DATA FOR THE TASK:
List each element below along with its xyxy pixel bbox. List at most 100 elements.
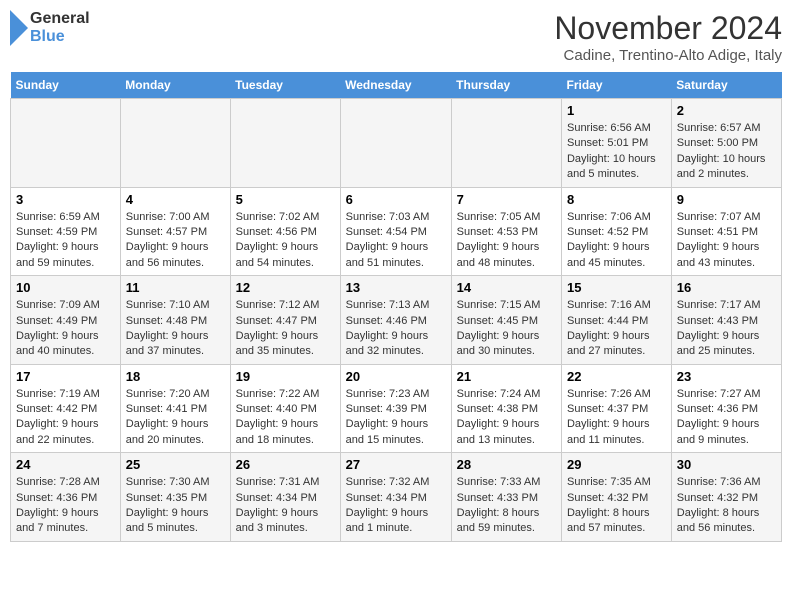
- calendar-table: SundayMondayTuesdayWednesdayThursdayFrid…: [10, 72, 782, 542]
- day-number: 8: [567, 192, 666, 207]
- calendar-cell: [11, 99, 121, 188]
- day-info: Sunrise: 7:13 AM Sunset: 4:46 PM Dayligh…: [346, 298, 446, 360]
- day-number: 30: [677, 457, 776, 472]
- day-number: 23: [677, 369, 776, 384]
- day-header-tuesday: Tuesday: [230, 72, 340, 99]
- day-number: 5: [236, 192, 335, 207]
- calendar-cell: 28 Sunrise: 7:33 AM Sunset: 4:33 PM Dayli…: [451, 453, 561, 542]
- day-info: Sunrise: 7:05 AM Sunset: 4:53 PM Dayligh…: [457, 210, 556, 272]
- calendar-cell: 10 Sunrise: 7:09 AM Sunset: 4:49 PM Dayli…: [11, 276, 121, 365]
- day-info: Sunrise: 7:31 AM Sunset: 4:34 PM Dayligh…: [236, 475, 335, 537]
- calendar-cell: 13 Sunrise: 7:13 AM Sunset: 4:46 PM Dayli…: [340, 276, 451, 365]
- calendar-cell: 9 Sunrise: 7:07 AM Sunset: 4:51 PM Daylig…: [671, 187, 781, 276]
- logo-line1: General: [30, 10, 90, 28]
- day-info: Sunrise: 7:35 AM Sunset: 4:32 PM Dayligh…: [567, 475, 666, 537]
- day-info: Sunrise: 7:15 AM Sunset: 4:45 PM Dayligh…: [457, 298, 556, 360]
- calendar-cell: 4 Sunrise: 7:00 AM Sunset: 4:57 PM Daylig…: [120, 187, 230, 276]
- day-info: Sunrise: 7:36 AM Sunset: 4:32 PM Dayligh…: [677, 475, 776, 537]
- day-number: 27: [346, 457, 446, 472]
- day-info: Sunrise: 6:57 AM Sunset: 5:00 PM Dayligh…: [677, 121, 776, 183]
- calendar-cell: [120, 99, 230, 188]
- day-number: 4: [126, 192, 225, 207]
- logo-container: General Blue: [10, 10, 90, 47]
- calendar-cell: 30 Sunrise: 7:36 AM Sunset: 4:32 PM Dayli…: [671, 453, 781, 542]
- header: General Blue November 2024 Cadine, Trent…: [10, 10, 782, 64]
- day-info: Sunrise: 7:33 AM Sunset: 4:33 PM Dayligh…: [457, 475, 556, 537]
- day-info: Sunrise: 7:24 AM Sunset: 4:38 PM Dayligh…: [457, 387, 556, 449]
- day-info: Sunrise: 7:20 AM Sunset: 4:41 PM Dayligh…: [126, 387, 225, 449]
- day-header-friday: Friday: [561, 72, 671, 99]
- day-number: 1: [567, 103, 666, 118]
- day-info: Sunrise: 7:09 AM Sunset: 4:49 PM Dayligh…: [16, 298, 115, 360]
- calendar-cell: 27 Sunrise: 7:32 AM Sunset: 4:34 PM Dayli…: [340, 453, 451, 542]
- day-number: 13: [346, 280, 446, 295]
- day-info: Sunrise: 7:19 AM Sunset: 4:42 PM Dayligh…: [16, 387, 115, 449]
- calendar-cell: 24 Sunrise: 7:28 AM Sunset: 4:36 PM Dayli…: [11, 453, 121, 542]
- day-info: Sunrise: 7:12 AM Sunset: 4:47 PM Dayligh…: [236, 298, 335, 360]
- day-number: 21: [457, 369, 556, 384]
- day-number: 20: [346, 369, 446, 384]
- calendar-cell: 23 Sunrise: 7:27 AM Sunset: 4:36 PM Dayli…: [671, 364, 781, 453]
- day-info: Sunrise: 7:28 AM Sunset: 4:36 PM Dayligh…: [16, 475, 115, 537]
- day-info: Sunrise: 7:00 AM Sunset: 4:57 PM Dayligh…: [126, 210, 225, 272]
- day-number: 19: [236, 369, 335, 384]
- calendar-cell: 1Sunrise: 6:56 AM Sunset: 5:01 PM Daylig…: [561, 99, 671, 188]
- day-header-saturday: Saturday: [671, 72, 781, 99]
- day-number: 24: [16, 457, 115, 472]
- day-number: 10: [16, 280, 115, 295]
- day-number: 16: [677, 280, 776, 295]
- day-info: Sunrise: 7:27 AM Sunset: 4:36 PM Dayligh…: [677, 387, 776, 449]
- logo-text: General Blue: [30, 10, 90, 47]
- day-number: 18: [126, 369, 225, 384]
- day-header-wednesday: Wednesday: [340, 72, 451, 99]
- day-number: 11: [126, 280, 225, 295]
- calendar-cell: 20 Sunrise: 7:23 AM Sunset: 4:39 PM Dayli…: [340, 364, 451, 453]
- day-number: 22: [567, 369, 666, 384]
- day-header-monday: Monday: [120, 72, 230, 99]
- day-info: Sunrise: 6:59 AM Sunset: 4:59 PM Dayligh…: [16, 210, 115, 272]
- calendar-cell: [230, 99, 340, 188]
- calendar-cell: 25Sunrise: 7:30 AM Sunset: 4:35 PM Dayli…: [120, 453, 230, 542]
- day-info: Sunrise: 7:26 AM Sunset: 4:37 PM Dayligh…: [567, 387, 666, 449]
- calendar-week-2: 3Sunrise: 6:59 AM Sunset: 4:59 PM Daylig…: [11, 187, 782, 276]
- calendar-cell: 29 Sunrise: 7:35 AM Sunset: 4:32 PM Dayli…: [561, 453, 671, 542]
- day-number: 15: [567, 280, 666, 295]
- calendar-cell: 8Sunrise: 7:06 AM Sunset: 4:52 PM Daylig…: [561, 187, 671, 276]
- day-number: 7: [457, 192, 556, 207]
- logo-triangle-icon: [10, 10, 28, 46]
- day-info: Sunrise: 7:03 AM Sunset: 4:54 PM Dayligh…: [346, 210, 446, 272]
- day-info: Sunrise: 7:23 AM Sunset: 4:39 PM Dayligh…: [346, 387, 446, 449]
- day-number: 9: [677, 192, 776, 207]
- calendar-cell: 19 Sunrise: 7:22 AM Sunset: 4:40 PM Dayli…: [230, 364, 340, 453]
- day-number: 14: [457, 280, 556, 295]
- calendar-cell: 11 Sunrise: 7:10 AM Sunset: 4:48 PM Dayli…: [120, 276, 230, 365]
- calendar-cell: 3Sunrise: 6:59 AM Sunset: 4:59 PM Daylig…: [11, 187, 121, 276]
- calendar-cell: 21 Sunrise: 7:24 AM Sunset: 4:38 PM Dayli…: [451, 364, 561, 453]
- day-info: Sunrise: 7:10 AM Sunset: 4:48 PM Dayligh…: [126, 298, 225, 360]
- day-number: 28: [457, 457, 556, 472]
- calendar-cell: 17Sunrise: 7:19 AM Sunset: 4:42 PM Dayli…: [11, 364, 121, 453]
- day-info: Sunrise: 7:32 AM Sunset: 4:34 PM Dayligh…: [346, 475, 446, 537]
- title-area: November 2024 Cadine, Trentino-Alto Adig…: [554, 10, 782, 64]
- day-info: Sunrise: 7:16 AM Sunset: 4:44 PM Dayligh…: [567, 298, 666, 360]
- calendar-cell: 26Sunrise: 7:31 AM Sunset: 4:34 PM Dayli…: [230, 453, 340, 542]
- calendar-week-1: 1Sunrise: 6:56 AM Sunset: 5:01 PM Daylig…: [11, 99, 782, 188]
- calendar-cell: 5 Sunrise: 7:02 AM Sunset: 4:56 PM Daylig…: [230, 187, 340, 276]
- day-info: Sunrise: 7:17 AM Sunset: 4:43 PM Dayligh…: [677, 298, 776, 360]
- calendar-cell: 22 Sunrise: 7:26 AM Sunset: 4:37 PM Dayli…: [561, 364, 671, 453]
- day-info: Sunrise: 7:02 AM Sunset: 4:56 PM Dayligh…: [236, 210, 335, 272]
- day-info: Sunrise: 7:22 AM Sunset: 4:40 PM Dayligh…: [236, 387, 335, 449]
- day-header-sunday: Sunday: [11, 72, 121, 99]
- calendar-week-5: 24 Sunrise: 7:28 AM Sunset: 4:36 PM Dayli…: [11, 453, 782, 542]
- calendar-cell: 14 Sunrise: 7:15 AM Sunset: 4:45 PM Dayli…: [451, 276, 561, 365]
- calendar-cell: 7 Sunrise: 7:05 AM Sunset: 4:53 PM Daylig…: [451, 187, 561, 276]
- day-number: 25: [126, 457, 225, 472]
- day-number: 2: [677, 103, 776, 118]
- day-header-thursday: Thursday: [451, 72, 561, 99]
- calendar-cell: 2 Sunrise: 6:57 AM Sunset: 5:00 PM Daylig…: [671, 99, 781, 188]
- days-header-row: SundayMondayTuesdayWednesdayThursdayFrid…: [11, 72, 782, 99]
- day-info: Sunrise: 7:07 AM Sunset: 4:51 PM Dayligh…: [677, 210, 776, 272]
- calendar-cell: [340, 99, 451, 188]
- calendar-cell: 15 Sunrise: 7:16 AM Sunset: 4:44 PM Dayli…: [561, 276, 671, 365]
- day-number: 29: [567, 457, 666, 472]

SET PROBLEM:
Copy out the rows above word for word, starting at the line containing "72, 782, 542]" and ending at the line containing "- calendar-cell: 28".

THE SOLUTION:
- calendar-table: SundayMondayTuesdayWednesdayThursdayFrid…: [10, 72, 782, 542]
- day-number: 8: [567, 192, 666, 207]
- calendar-cell: [11, 99, 121, 188]
- day-info: Sunrise: 7:13 AM Sunset: 4:46 PM Dayligh…: [346, 298, 446, 360]
- day-number: 30: [677, 457, 776, 472]
- day-number: 23: [677, 369, 776, 384]
- day-header-tuesday: Tuesday: [230, 72, 340, 99]
- day-number: 5: [236, 192, 335, 207]
- calendar-cell: 28 Sunrise: 7:33 AM Sunset: 4:33 PM Dayli…: [451, 453, 561, 542]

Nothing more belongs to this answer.